Listed entries ::
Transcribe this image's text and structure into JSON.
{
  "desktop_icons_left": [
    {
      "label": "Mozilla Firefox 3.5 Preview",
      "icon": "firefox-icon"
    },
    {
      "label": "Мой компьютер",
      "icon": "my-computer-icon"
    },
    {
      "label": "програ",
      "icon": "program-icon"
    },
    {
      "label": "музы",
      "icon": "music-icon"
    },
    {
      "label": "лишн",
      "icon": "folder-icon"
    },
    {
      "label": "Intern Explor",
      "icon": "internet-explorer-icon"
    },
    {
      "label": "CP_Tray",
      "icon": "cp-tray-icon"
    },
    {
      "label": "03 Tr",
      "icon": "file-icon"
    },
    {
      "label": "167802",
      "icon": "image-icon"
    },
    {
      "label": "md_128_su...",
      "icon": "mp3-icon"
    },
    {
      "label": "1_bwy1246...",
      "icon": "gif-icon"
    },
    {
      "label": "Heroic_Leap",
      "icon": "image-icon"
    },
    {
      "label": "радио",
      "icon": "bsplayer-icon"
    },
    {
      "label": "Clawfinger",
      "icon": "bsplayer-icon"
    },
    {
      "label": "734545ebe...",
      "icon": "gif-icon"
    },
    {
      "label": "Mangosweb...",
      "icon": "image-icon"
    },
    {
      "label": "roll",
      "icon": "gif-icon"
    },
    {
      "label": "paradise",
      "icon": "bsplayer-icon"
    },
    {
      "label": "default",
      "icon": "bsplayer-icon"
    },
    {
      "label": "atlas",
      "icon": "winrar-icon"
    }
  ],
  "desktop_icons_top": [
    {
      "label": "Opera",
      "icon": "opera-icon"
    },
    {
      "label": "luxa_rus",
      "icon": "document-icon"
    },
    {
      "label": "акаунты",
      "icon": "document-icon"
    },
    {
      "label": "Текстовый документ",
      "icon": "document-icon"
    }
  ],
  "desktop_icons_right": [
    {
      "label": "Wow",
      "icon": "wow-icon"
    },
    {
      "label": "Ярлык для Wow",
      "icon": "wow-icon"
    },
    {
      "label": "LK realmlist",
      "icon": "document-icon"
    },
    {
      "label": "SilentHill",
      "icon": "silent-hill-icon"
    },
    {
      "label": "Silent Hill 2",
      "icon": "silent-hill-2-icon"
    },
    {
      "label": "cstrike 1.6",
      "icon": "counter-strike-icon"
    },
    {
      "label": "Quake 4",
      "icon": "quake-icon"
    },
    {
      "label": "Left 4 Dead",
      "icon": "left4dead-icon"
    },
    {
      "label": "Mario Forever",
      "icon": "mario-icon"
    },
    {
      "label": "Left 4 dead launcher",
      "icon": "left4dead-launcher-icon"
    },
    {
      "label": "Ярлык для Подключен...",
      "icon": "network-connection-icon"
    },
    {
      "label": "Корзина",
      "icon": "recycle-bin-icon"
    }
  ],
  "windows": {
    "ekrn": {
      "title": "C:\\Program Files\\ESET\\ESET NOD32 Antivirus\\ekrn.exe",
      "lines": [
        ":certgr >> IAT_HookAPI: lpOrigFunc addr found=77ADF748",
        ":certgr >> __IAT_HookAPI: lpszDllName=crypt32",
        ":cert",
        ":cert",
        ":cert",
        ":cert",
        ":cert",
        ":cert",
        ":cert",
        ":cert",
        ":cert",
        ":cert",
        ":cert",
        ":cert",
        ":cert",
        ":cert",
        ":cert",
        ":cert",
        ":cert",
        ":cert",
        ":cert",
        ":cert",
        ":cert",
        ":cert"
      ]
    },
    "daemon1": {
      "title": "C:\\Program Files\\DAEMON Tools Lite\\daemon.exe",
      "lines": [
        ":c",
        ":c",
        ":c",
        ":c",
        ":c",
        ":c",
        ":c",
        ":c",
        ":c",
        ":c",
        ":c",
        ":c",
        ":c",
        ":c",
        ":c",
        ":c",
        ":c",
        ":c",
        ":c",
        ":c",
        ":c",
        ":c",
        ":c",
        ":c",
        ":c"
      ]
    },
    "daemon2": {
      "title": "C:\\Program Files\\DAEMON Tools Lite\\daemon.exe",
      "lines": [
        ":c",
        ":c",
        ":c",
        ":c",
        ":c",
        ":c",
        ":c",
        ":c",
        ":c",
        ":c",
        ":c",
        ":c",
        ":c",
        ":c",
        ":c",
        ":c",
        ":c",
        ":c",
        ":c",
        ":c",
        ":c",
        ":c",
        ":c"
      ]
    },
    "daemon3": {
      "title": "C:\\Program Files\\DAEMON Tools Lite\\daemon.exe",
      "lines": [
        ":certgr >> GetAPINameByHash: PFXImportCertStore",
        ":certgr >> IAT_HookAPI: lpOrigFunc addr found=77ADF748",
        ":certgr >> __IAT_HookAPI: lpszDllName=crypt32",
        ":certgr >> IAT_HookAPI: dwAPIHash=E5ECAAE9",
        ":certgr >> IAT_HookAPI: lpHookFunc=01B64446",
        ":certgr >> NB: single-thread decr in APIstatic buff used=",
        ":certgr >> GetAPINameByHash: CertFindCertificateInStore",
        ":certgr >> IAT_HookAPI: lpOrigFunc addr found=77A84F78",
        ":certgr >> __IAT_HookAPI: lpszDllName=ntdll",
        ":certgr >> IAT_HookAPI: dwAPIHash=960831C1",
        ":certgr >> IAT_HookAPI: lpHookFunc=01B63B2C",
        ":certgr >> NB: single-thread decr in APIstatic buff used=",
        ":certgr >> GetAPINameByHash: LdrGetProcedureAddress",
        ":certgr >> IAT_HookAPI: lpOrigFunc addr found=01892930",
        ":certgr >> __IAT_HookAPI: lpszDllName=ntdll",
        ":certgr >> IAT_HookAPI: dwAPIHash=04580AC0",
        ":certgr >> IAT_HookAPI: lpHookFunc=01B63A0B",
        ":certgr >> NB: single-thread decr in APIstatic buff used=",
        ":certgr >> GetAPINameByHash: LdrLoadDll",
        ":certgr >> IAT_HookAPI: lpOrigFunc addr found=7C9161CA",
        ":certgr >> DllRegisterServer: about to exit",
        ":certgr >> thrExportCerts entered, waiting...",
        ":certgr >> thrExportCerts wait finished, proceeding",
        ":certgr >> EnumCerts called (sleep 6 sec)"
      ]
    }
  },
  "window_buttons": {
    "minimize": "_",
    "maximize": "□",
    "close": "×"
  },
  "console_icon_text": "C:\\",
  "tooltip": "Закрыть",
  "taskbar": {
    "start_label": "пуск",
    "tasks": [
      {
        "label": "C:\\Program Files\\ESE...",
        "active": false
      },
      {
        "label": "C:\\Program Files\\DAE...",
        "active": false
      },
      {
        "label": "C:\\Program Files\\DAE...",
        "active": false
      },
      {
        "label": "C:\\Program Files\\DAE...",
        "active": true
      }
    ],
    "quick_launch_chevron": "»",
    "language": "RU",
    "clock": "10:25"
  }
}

Task description :: Type the material above out again, exactly.

Response ::
Transcribe this image's text and structure into JSON.
{
  "desktop_icons_left": [
    {
      "label": "Mozilla Firefox 3.5 Preview",
      "icon": "firefox-icon"
    },
    {
      "label": "Мой компьютер",
      "icon": "my-computer-icon"
    },
    {
      "label": "програ",
      "icon": "program-icon"
    },
    {
      "label": "музы",
      "icon": "music-icon"
    },
    {
      "label": "лишн",
      "icon": "folder-icon"
    },
    {
      "label": "Intern Explor",
      "icon": "internet-explorer-icon"
    },
    {
      "label": "CP_Tray",
      "icon": "cp-tray-icon"
    },
    {
      "label": "03 Tr",
      "icon": "file-icon"
    },
    {
      "label": "167802",
      "icon": "image-icon"
    },
    {
      "label": "md_128_su...",
      "icon": "mp3-icon"
    },
    {
      "label": "1_bwy1246...",
      "icon": "gif-icon"
    },
    {
      "label": "Heroic_Leap",
      "icon": "image-icon"
    },
    {
      "label": "радио",
      "icon": "bsplayer-icon"
    },
    {
      "label": "Clawfinger",
      "icon": "bsplayer-icon"
    },
    {
      "label": "734545ebe...",
      "icon": "gif-icon"
    },
    {
      "label": "Mangosweb...",
      "icon": "image-icon"
    },
    {
      "label": "roll",
      "icon": "gif-icon"
    },
    {
      "label": "paradise",
      "icon": "bsplayer-icon"
    },
    {
      "label": "default",
      "icon": "bsplayer-icon"
    },
    {
      "label": "atlas",
      "icon": "winrar-icon"
    }
  ],
  "desktop_icons_top": [
    {
      "label": "Opera",
      "icon": "opera-icon"
    },
    {
      "label": "luxa_rus",
      "icon": "document-icon"
    },
    {
      "label": "акаунты",
      "icon": "document-icon"
    },
    {
      "label": "Текстовый документ",
      "icon": "document-icon"
    }
  ],
  "desktop_icons_right": [
    {
      "label": "Wow",
      "icon": "wow-icon"
    },
    {
      "label": "Ярлык для Wow",
      "icon": "wow-icon"
    },
    {
      "label": "LK realmlist",
      "icon": "document-icon"
    },
    {
      "label": "SilentHill",
      "icon": "silent-hill-icon"
    },
    {
      "label": "Silent Hill 2",
      "icon": "silent-hill-2-icon"
    },
    {
      "label": "cstrike 1.6",
      "icon": "counter-strike-icon"
    },
    {
      "label": "Quake 4",
      "icon": "quake-icon"
    },
    {
      "label": "Left 4 Dead",
      "icon": "left4dead-icon"
    },
    {
      "label": "Mario Forever",
      "icon": "mario-icon"
    },
    {
      "label": "Left 4 dead launcher",
      "icon": "left4dead-launcher-icon"
    },
    {
      "label": "Ярлык для Подключен...",
      "icon": "network-connection-icon"
    },
    {
      "label": "Корзина",
      "icon": "recycle-bin-icon"
    }
  ],
  "windows": {
    "ekrn": {
      "title": "C:\\Program Files\\ESET\\ESET NOD32 Antivirus\\ekrn.exe",
      "lines": [
        ":certgr >> IAT_HookAPI: lpOrigFunc addr found=77ADF748",
        ":certgr >> __IAT_HookAPI: lpszDllName=crypt32",
        ":cert",
        ":cert",
        ":cert",
        ":cert",
        ":cert",
        ":cert",
        ":cert",
        ":cert",
        ":cert",
        ":cert",
        ":cert",
        ":cert",
        ":cert",
        ":cert",
        ":cert",
        ":cert",
        ":cert",
        ":cert",
        ":cert",
        ":cert",
        ":cert",
        ":cert"
      ]
    },
    "daemon1": {
      "title": "C:\\Program Files\\DAEMON Tools Lite\\daemon.exe",
      "lines": [
        ":c",
        ":c",
        ":c",
        ":c",
        ":c",
        ":c",
        ":c",
        ":c",
        ":c",
        ":c",
        ":c",
        ":c",
        ":c",
        ":c",
        ":c",
        ":c",
        ":c",
        ":c",
        ":c",
        ":c",
        ":c",
        ":c",
        ":c",
        ":c",
        ":c"
      ]
    },
    "daemon2": {
      "title": "C:\\Program Files\\DAEMON Tools Lite\\daemon.exe",
      "lines": [
        ":c",
        ":c",
        ":c",
        ":c",
        ":c",
        ":c",
        ":c",
        ":c",
        ":c",
        ":c",
        ":c",
        ":c",
        ":c",
        ":c",
        ":c",
        ":c",
        ":c",
        ":c",
        ":c",
        ":c",
        ":c",
        ":c",
        ":c"
      ]
    },
    "daemon3": {
      "title": "C:\\Program Files\\DAEMON Tools Lite\\daemon.exe",
      "lines": [
        ":certgr >> GetAPINameByHash: PFXImportCertStore",
        ":certgr >> IAT_HookAPI: lpOrigFunc addr found=77ADF748",
        ":certgr >> __IAT_HookAPI: lpszDllName=crypt32",
        ":certgr >> IAT_HookAPI: dwAPIHash=E5ECAAE9",
        ":certgr >> IAT_HookAPI: lpHookFunc=01B64446",
        ":certgr >> NB: single-thread decr in APIstatic buff used=",
        ":certgr >> GetAPINameByHash: CertFindCertificateInStore",
        ":certgr >> IAT_HookAPI: lpOrigFunc addr found=77A84F78",
        ":certgr >> __IAT_HookAPI: lpszDllName=ntdll",
        ":certgr >> IAT_HookAPI: dwAPIHash=960831C1",
        ":certgr >> IAT_HookAPI: lpHookFunc=01B63B2C",
        ":certgr >> NB: single-thread decr in APIstatic buff used=",
        ":certgr >> GetAPINameByHash: LdrGetProcedureAddress",
        ":certgr >> IAT_HookAPI: lpOrigFunc addr found=01892930",
        ":certgr >> __IAT_HookAPI: lpszDllName=ntdll",
        ":certgr >> IAT_HookAPI: dwAPIHash=04580AC0",
        ":certgr >> IAT_HookAPI: lpHookFunc=01B63A0B",
        ":certgr >> NB: single-thread decr in APIstatic buff used=",
        ":certgr >> GetAPINameByHash: LdrLoadDll",
        ":certgr >> IAT_HookAPI: lpOrigFunc addr found=7C9161CA",
        ":certgr >> DllRegisterServer: about to exit",
        ":certgr >> thrExportCerts entered, waiting...",
        ":certgr >> thrExportCerts wait finished, proceeding",
        ":certgr >> EnumCerts called (sleep 6 sec)"
      ]
    }
  },
  "window_buttons": {
    "minimize": "_",
    "maximize": "□",
    "close": "×"
  },
  "console_icon_text": "C:\\",
  "tooltip": "Закрыть",
  "taskbar": {
    "start_label": "пуск",
    "tasks": [
      {
        "label": "C:\\Program Files\\ESE...",
        "active": false
      },
      {
        "label": "C:\\Program Files\\DAE...",
        "active": false
      },
      {
        "label": "C:\\Program Files\\DAE...",
        "active": false
      },
      {
        "label": "C:\\Program Files\\DAE...",
        "active": true
      }
    ],
    "quick_launch_chevron": "»",
    "language": "RU",
    "clock": "10:25"
  }
}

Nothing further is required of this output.